* _EXERCISE AIM_: Quote the data below in full, please, without altering anything.

* _DATA TO PROCESS_:
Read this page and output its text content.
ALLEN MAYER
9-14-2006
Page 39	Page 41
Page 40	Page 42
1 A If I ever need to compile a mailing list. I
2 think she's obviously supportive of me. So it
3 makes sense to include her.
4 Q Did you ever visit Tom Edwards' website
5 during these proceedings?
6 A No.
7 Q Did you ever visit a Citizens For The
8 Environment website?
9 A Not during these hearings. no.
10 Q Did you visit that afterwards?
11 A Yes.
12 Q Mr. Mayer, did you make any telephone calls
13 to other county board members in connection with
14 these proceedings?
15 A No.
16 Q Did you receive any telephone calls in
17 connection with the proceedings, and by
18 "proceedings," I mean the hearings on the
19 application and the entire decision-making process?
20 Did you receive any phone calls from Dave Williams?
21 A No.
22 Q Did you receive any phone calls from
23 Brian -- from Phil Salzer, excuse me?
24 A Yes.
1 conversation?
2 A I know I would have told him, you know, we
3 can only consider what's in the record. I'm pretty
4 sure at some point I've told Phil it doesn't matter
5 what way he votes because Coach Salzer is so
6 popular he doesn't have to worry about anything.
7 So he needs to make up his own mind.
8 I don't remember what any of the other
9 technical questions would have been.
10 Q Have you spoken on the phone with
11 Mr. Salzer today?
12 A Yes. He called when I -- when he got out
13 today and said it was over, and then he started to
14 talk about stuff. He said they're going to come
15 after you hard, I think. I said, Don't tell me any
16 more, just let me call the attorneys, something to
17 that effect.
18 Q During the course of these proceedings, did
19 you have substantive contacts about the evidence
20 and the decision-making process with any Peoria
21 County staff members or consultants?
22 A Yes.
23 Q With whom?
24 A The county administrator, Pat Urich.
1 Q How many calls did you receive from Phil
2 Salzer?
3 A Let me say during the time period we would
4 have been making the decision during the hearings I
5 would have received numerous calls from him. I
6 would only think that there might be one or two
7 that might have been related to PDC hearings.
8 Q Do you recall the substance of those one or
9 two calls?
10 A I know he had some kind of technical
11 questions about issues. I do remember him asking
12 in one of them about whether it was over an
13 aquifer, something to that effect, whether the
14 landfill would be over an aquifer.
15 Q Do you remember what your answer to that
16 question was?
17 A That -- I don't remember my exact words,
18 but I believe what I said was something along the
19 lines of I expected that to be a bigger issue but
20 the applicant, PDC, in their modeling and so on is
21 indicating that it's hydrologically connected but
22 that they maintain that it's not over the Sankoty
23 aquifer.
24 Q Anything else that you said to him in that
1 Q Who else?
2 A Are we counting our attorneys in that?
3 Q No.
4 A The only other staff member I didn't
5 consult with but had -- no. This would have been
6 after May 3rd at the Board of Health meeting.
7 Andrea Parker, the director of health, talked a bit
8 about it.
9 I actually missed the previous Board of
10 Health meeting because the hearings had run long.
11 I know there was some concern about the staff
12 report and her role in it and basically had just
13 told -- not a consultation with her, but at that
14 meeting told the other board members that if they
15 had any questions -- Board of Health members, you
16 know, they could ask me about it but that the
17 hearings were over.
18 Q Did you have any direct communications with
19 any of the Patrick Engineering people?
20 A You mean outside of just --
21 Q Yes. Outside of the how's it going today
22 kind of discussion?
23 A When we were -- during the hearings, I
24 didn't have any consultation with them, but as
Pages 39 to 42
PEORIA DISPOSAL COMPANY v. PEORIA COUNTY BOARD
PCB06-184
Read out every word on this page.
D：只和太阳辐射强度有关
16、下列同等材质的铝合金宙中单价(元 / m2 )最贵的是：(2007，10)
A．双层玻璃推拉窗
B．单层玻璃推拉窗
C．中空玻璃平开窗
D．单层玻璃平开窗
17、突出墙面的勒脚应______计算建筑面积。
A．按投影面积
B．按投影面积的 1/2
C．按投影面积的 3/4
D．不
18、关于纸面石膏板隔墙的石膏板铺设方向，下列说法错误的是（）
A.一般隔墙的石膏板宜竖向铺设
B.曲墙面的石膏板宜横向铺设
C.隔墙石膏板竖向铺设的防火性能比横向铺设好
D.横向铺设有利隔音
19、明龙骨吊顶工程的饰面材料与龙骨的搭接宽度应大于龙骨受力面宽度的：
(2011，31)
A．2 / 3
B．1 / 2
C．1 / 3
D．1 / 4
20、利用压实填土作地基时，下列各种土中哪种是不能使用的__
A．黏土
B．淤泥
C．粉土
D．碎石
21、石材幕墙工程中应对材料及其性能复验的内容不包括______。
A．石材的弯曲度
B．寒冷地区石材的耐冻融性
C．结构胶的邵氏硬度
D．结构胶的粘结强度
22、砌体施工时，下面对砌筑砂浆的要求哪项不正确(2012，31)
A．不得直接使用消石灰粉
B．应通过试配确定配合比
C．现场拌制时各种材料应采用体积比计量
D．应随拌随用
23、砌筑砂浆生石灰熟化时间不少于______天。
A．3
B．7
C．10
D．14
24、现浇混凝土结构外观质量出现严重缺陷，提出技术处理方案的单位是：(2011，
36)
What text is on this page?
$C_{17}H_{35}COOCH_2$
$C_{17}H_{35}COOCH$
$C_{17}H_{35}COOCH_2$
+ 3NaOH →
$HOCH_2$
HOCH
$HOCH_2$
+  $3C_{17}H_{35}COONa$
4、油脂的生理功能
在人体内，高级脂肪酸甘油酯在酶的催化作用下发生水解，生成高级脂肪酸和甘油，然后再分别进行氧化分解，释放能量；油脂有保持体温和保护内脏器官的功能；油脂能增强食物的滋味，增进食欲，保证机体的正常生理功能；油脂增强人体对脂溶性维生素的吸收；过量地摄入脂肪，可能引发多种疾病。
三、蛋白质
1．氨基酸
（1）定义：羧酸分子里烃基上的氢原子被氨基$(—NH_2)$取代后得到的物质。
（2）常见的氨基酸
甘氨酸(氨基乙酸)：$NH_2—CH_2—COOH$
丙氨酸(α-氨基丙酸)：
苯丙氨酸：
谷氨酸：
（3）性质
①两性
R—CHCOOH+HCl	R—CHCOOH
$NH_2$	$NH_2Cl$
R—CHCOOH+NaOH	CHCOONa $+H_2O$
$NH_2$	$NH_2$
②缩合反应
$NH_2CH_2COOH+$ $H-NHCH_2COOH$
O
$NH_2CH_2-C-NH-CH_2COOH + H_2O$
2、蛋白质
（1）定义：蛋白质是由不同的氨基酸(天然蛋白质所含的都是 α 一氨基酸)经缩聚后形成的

* _OUTPUT OF THE EXERCISE_:
Read this page and output its text content.
ALLEN MAYER
9-14-2006
Page 39	Page 41
Page 40	Page 42
1 A If I ever need to compile a mailing list. I
2 think she's obviously supportive of me. So it
3 makes sense to include her.
4 Q Did you ever visit Tom Edwards' website
5 during these proceedings?
6 A No.
7 Q Did you ever visit a Citizens For The
8 Environment website?
9 A Not during these hearings. no.
10 Q Did you visit that afterwards?
11 A Yes.
12 Q Mr. Mayer, did you make any telephone calls
13 to other county board members in connection with
14 these proceedings?
15 A No.
16 Q Did you receive any telephone calls in
17 connection with the proceedings, and by
18 "proceedings," I mean the hearings on the
19 application and the entire decision-making process?
20 Did you receive any phone calls from Dave Williams?
21 A No.
22 Q Did you receive any phone calls from
23 Brian -- from Phil Salzer, excuse me?
24 A Yes.
1 conversation?
2 A I know I would have told him, you know, we
3 can only consider what's in the record. I'm pretty
4 sure at some point I've told Phil it doesn't matter
5 what way he votes because Coach Salzer is so
6 popular he doesn't have to worry about anything.
7 So he needs to make up his own mind.
8 I don't remember what any of the other
9 technical questions would have been.
10 Q Have you spoken on the phone with
11 Mr. Salzer today?
12 A Yes. He called when I -- when he got out
13 today and said it was over, and then he started to
14 talk about stuff. He said they're going to come
15 after you hard, I think. I said, Don't tell me any
16 more, just let me call the attorneys, something to
17 that effect.
18 Q During the course of these proceedings, did
19 you have substantive contacts about the evidence
20 and the decision-making process with any Peoria
21 County staff members or consultants?
22 A Yes.
23 Q With whom?
24 A The county administrator, Pat Urich.
1 Q How many calls did you receive from Phil
2 Salzer?
3 A Let me say during the time period we would
4 have been making the decision during the hearings I
5 would have received numerous calls from him. I
6 would only think that there might be one or two
7 that might have been related to PDC hearings.
8 Q Do you recall the substance of those one or
9 two calls?
10 A I know he had some kind of technical
11 questions about issues. I do remember him asking
12 in one of them about whether it was over an
13 aquifer, something to that effect, whether the
14 landfill would be over an aquifer.
15 Q Do you remember what your answer to that
16 question was?
17 A That -- I don't remember my exact words,
18 but I believe what I said was something along the
19 lines of I expected that to be a bigger issue but
20 the applicant, PDC, in their modeling and so on is
21 indicating that it's hydrologically connected but
22 that they maintain that it's not over the Sankoty
23 aquifer.
24 Q Anything else that you said to him in that
1 Q Who else?
2 A Are we counting our attorneys in that?
3 Q No.
4 A The only other staff member I didn't
5 consult with but had -- no. This would have been
6 after May 3rd at the Board of Health meeting.
7 Andrea Parker, the director of health, talked a bit
8 about it.
9 I actually missed the previous Board of
10 Health meeting because the hearings had run long.
11 I know there was some concern about the staff
12 report and her role in it and basically had just
13 told -- not a consultation with her, but at that
14 meeting told the other board members that if they
15 had any questions -- Board of Health members, you
16 know, they could ask me about it but that the
17 hearings were over.
18 Q Did you have any direct communications with
19 any of the Patrick Engineering people?
20 A You mean outside of just --
21 Q Yes. Outside of the how's it going today
22 kind of discussion?
23 A When we were -- during the hearings, I
24 didn't have any consultation with them, but as
Pages 39 to 42
PEORIA DISPOSAL COMPANY v. PEORIA COUNTY BOARD
PCB06-184
Read out every word on this page.
D：只和太阳辐射强度有关
16、下列同等材质的铝合金宙中单价(元 / m2 )最贵的是：(2007，10)
A．双层玻璃推拉窗
B．单层玻璃推拉窗
C．中空玻璃平开窗
D．单层玻璃平开窗
17、突出墙面的勒脚应______计算建筑面积。
A．按投影面积
B．按投影面积的 1/2
C．按投影面积的 3/4
D．不
18、关于纸面石膏板隔墙的石膏板铺设方向，下列说法错误的是（）
A.一般隔墙的石膏板宜竖向铺设
B.曲墙面的石膏板宜横向铺设
C.隔墙石膏板竖向铺设的防火性能比横向铺设好
D.横向铺设有利隔音
19、明龙骨吊顶工程的饰面材料与龙骨的搭接宽度应大于龙骨受力面宽度的：
(2011，31)
A．2 / 3
B．1 / 2
C．1 / 3
D．1 / 4
20、利用压实填土作地基时，下列各种土中哪种是不能使用的__
A．黏土
B．淤泥
C．粉土
D．碎石
21、石材幕墙工程中应对材料及其性能复验的内容不包括______。
A．石材的弯曲度
B．寒冷地区石材的耐冻融性
C．结构胶的邵氏硬度
D．结构胶的粘结强度
22、砌体施工时，下面对砌筑砂浆的要求哪项不正确(2012，31)
A．不得直接使用消石灰粉
B．应通过试配确定配合比
C．现场拌制时各种材料应采用体积比计量
D．应随拌随用
23、砌筑砂浆生石灰熟化时间不少于______天。
A．3
B．7
C．10
D．14
24、现浇混凝土结构外观质量出现严重缺陷，提出技术处理方案的单位是：(2011，
36)
What text is on this page?
$C_{17}H_{35}COOCH_2$
$C_{17}H_{35}COOCH$
$C_{17}H_{35}COOCH_2$
+ 3NaOH →
$HOCH_2$
HOCH
$HOCH_2$
+  $3C_{17}H_{35}COONa$
4、油脂的生理功能
在人体内，高级脂肪酸甘油酯在酶的催化作用下发生水解，生成高级脂肪酸和甘油，然后再分别进行氧化分解，释放能量；油脂有保持体温和保护内脏器官的功能；油脂能增强食物的滋味，增进食欲，保证机体的正常生理功能；油脂增强人体对脂溶性维生素的吸收；过量地摄入脂肪，可能引发多种疾病。
三、蛋白质
1．氨基酸
（1）定义：羧酸分子里烃基上的氢原子被氨基$(—NH_2)$取代后得到的物质。
（2）常见的氨基酸
甘氨酸(氨基乙酸)：$NH_2—CH_2—COOH$
丙氨酸(α-氨基丙酸)：
苯丙氨酸：
谷氨酸：
（3）性质
①两性
R—CHCOOH+HCl	R—CHCOOH
$NH_2$	$NH_2Cl$
R—CHCOOH+NaOH	CHCOONa $+H_2O$
$NH_2$	$NH_2$
②缩合反应
$NH_2CH_2COOH+$ $H-NHCH_2COOH$
O
$NH_2CH_2-C-NH-CH_2COOH + H_2O$
2、蛋白质
（1）定义：蛋白质是由不同的氨基酸(天然蛋白质所含的都是 α 一氨基酸)经缩聚后形成的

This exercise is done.